--- start of Information given ---

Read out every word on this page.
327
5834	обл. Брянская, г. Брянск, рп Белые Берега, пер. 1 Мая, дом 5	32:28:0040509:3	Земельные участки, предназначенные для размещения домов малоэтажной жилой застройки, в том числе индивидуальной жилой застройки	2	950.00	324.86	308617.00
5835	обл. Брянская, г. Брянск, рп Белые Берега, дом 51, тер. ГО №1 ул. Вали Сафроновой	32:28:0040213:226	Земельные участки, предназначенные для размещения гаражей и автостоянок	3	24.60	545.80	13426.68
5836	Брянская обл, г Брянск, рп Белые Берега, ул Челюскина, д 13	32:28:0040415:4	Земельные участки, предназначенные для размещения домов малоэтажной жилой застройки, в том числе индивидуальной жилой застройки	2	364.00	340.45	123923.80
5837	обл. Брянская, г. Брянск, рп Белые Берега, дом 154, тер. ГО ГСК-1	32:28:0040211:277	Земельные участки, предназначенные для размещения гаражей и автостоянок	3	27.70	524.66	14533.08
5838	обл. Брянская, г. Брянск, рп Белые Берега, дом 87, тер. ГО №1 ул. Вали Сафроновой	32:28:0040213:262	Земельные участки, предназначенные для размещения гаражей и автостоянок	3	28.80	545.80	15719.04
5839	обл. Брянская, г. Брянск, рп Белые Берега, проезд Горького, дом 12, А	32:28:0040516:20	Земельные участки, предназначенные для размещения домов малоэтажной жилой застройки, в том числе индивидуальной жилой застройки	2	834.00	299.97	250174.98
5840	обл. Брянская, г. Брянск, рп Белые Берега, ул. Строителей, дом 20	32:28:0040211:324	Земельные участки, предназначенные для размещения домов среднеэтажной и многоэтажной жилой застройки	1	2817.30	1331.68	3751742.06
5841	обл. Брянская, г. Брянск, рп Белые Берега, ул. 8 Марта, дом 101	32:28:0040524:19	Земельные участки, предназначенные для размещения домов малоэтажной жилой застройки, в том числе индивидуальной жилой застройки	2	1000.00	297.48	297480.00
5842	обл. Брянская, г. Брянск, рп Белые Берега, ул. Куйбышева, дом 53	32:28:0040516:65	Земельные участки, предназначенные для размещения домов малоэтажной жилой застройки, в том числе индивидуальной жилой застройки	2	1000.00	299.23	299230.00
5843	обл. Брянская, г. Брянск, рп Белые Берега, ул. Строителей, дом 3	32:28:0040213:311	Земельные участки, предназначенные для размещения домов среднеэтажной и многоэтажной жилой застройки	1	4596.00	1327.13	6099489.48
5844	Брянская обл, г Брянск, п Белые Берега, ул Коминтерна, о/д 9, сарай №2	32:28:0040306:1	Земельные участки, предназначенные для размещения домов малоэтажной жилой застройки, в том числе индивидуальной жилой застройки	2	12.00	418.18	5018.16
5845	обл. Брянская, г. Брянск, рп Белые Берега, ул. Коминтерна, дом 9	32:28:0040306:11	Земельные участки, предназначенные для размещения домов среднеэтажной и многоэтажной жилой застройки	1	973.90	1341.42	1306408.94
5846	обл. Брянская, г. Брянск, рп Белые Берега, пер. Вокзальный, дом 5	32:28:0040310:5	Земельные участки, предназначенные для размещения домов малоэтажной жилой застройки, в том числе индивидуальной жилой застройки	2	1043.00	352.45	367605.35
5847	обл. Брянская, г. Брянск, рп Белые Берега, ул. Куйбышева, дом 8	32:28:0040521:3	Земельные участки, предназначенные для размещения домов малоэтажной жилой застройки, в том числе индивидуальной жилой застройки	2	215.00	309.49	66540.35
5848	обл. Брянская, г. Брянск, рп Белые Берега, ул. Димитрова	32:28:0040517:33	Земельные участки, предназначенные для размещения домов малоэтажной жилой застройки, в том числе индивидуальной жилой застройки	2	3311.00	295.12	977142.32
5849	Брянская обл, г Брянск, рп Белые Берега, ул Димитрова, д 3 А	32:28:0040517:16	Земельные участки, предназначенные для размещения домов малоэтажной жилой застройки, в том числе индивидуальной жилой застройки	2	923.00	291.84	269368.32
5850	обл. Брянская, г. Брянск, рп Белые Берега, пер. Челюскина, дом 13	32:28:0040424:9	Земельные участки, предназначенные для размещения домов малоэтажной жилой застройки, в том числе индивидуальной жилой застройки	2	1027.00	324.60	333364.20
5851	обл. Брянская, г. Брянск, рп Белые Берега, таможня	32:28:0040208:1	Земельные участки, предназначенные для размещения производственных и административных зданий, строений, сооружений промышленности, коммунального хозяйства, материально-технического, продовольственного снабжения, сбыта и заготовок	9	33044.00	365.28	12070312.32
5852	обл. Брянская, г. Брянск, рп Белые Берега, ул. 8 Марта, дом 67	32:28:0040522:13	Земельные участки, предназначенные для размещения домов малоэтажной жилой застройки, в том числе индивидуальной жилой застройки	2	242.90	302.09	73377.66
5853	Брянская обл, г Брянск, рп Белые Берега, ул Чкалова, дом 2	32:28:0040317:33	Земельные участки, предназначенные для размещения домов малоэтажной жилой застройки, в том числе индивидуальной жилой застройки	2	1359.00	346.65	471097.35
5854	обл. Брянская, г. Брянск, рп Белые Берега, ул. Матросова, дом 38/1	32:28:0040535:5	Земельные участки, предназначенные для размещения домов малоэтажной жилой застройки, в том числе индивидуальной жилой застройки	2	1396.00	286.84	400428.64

--- end of Information given ---

• [What is needed] Extract each record, keeping it identical to the original.

• [Correct result]
Read out every word on this page.
327
5834	обл. Брянская, г. Брянск, рп Белые Берега, пер. 1 Мая, дом 5	32:28:0040509:3	Земельные участки, предназначенные для размещения домов малоэтажной жилой застройки, в том числе индивидуальной жилой застройки	2	950.00	324.86	308617.00
5835	обл. Брянская, г. Брянск, рп Белые Берега, дом 51, тер. ГО №1 ул. Вали Сафроновой	32:28:0040213:226	Земельные участки, предназначенные для размещения гаражей и автостоянок	3	24.60	545.80	13426.68
5836	Брянская обл, г Брянск, рп Белые Берега, ул Челюскина, д 13	32:28:0040415:4	Земельные участки, предназначенные для размещения домов малоэтажной жилой застройки, в том числе индивидуальной жилой застройки	2	364.00	340.45	123923.80
5837	обл. Брянская, г. Брянск, рп Белые Берега, дом 154, тер. ГО ГСК-1	32:28:0040211:277	Земельные участки, предназначенные для размещения гаражей и автостоянок	3	27.70	524.66	14533.08
5838	обл. Брянская, г. Брянск, рп Белые Берега, дом 87, тер. ГО №1 ул. Вали Сафроновой	32:28:0040213:262	Земельные участки, предназначенные для размещения гаражей и автостоянок	3	28.80	545.80	15719.04
5839	обл. Брянская, г. Брянск, рп Белые Берега, проезд Горького, дом 12, А	32:28:0040516:20	Земельные участки, предназначенные для размещения домов малоэтажной жилой застройки, в том числе индивидуальной жилой застройки	2	834.00	299.97	250174.98
5840	обл. Брянская, г. Брянск, рп Белые Берега, ул. Строителей, дом 20	32:28:0040211:324	Земельные участки, предназначенные для размещения домов среднеэтажной и многоэтажной жилой застройки	1	2817.30	1331.68	3751742.06
5841	обл. Брянская, г. Брянск, рп Белые Берега, ул. 8 Марта, дом 101	32:28:0040524:19	Земельные участки, предназначенные для размещения домов малоэтажной жилой застройки, в том числе индивидуальной жилой застройки	2	1000.00	297.48	297480.00
5842	обл. Брянская, г. Брянск, рп Белые Берега, ул. Куйбышева, дом 53	32:28:0040516:65	Земельные участки, предназначенные для размещения домов малоэтажной жилой застройки, в том числе индивидуальной жилой застройки	2	1000.00	299.23	299230.00
5843	обл. Брянская, г. Брянск, рп Белые Берега, ул. Строителей, дом 3	32:28:0040213:311	Земельные участки, предназначенные для размещения домов среднеэтажной и многоэтажной жилой застройки	1	4596.00	1327.13	6099489.48
5844	Брянская обл, г Брянск, п Белые Берега, ул Коминтерна, о/д 9, сарай №2	32:28:0040306:1	Земельные участки, предназначенные для размещения домов малоэтажной жилой застройки, в том числе индивидуальной жилой застройки	2	12.00	418.18	5018.16
5845	обл. Брянская, г. Брянск, рп Белые Берега, ул. Коминтерна, дом 9	32:28:0040306:11	Земельные участки, предназначенные для размещения домов среднеэтажной и многоэтажной жилой застройки	1	973.90	1341.42	1306408.94
5846	обл. Брянская, г. Брянск, рп Белые Берега, пер. Вокзальный, дом 5	32:28:0040310:5	Земельные участки, предназначенные для размещения домов малоэтажной жилой застройки, в том числе индивидуальной жилой застройки	2	1043.00	352.45	367605.35
5847	обл. Брянская, г. Брянск, рп Белые Берега, ул. Куйбышева, дом 8	32:28:0040521:3	Земельные участки, предназначенные для размещения домов малоэтажной жилой застройки, в том числе индивидуальной жилой застройки	2	215.00	309.49	66540.35
5848	обл. Брянская, г. Брянск, рп Белые Берега, ул. Димитрова	32:28:0040517:33	Земельные участки, предназначенные для размещения домов малоэтажной жилой застройки, в том числе индивидуальной жилой застройки	2	3311.00	295.12	977142.32
5849	Брянская обл, г Брянск, рп Белые Берега, ул Димитрова, д 3 А	32:28:0040517:16	Земельные участки, предназначенные для размещения домов малоэтажной жилой застройки, в том числе индивидуальной жилой застройки	2	923.00	291.84	269368.32
5850	обл. Брянская, г. Брянск, рп Белые Берега, пер. Челюскина, дом 13	32:28:0040424:9	Земельные участки, предназначенные для размещения домов малоэтажной жилой застройки, в том числе индивидуальной жилой застройки	2	1027.00	324.60	333364.20
5851	обл. Брянская, г. Брянск, рп Белые Берега, таможня	32:28:0040208:1	Земельные участки, предназначенные для размещения производственных и административных зданий, строений, сооружений промышленности, коммунального хозяйства, материально-технического, продовольственного снабжения, сбыта и заготовок	9	33044.00	365.28	12070312.32
5852	обл. Брянская, г. Брянск, рп Белые Берега, ул. 8 Марта, дом 67	32:28:0040522:13	Земельные участки, предназначенные для размещения домов малоэтажной жилой застройки, в том числе индивидуальной жилой застройки	2	242.90	302.09	73377.66
5853	Брянская обл, г Брянск, рп Белые Берега, ул Чкалова, дом 2	32:28:0040317:33	Земельные участки, предназначенные для размещения домов малоэтажной жилой застройки, в том числе индивидуальной жилой застройки	2	1359.00	346.65	471097.35
5854	обл. Брянская, г. Брянск, рп Белые Берега, ул. Матросова, дом 38/1	32:28:0040535:5	Земельные участки, предназначенные для размещения домов малоэтажной жилой застройки, в том числе индивидуальной жилой застройки	2	1396.00	286.84	400428.64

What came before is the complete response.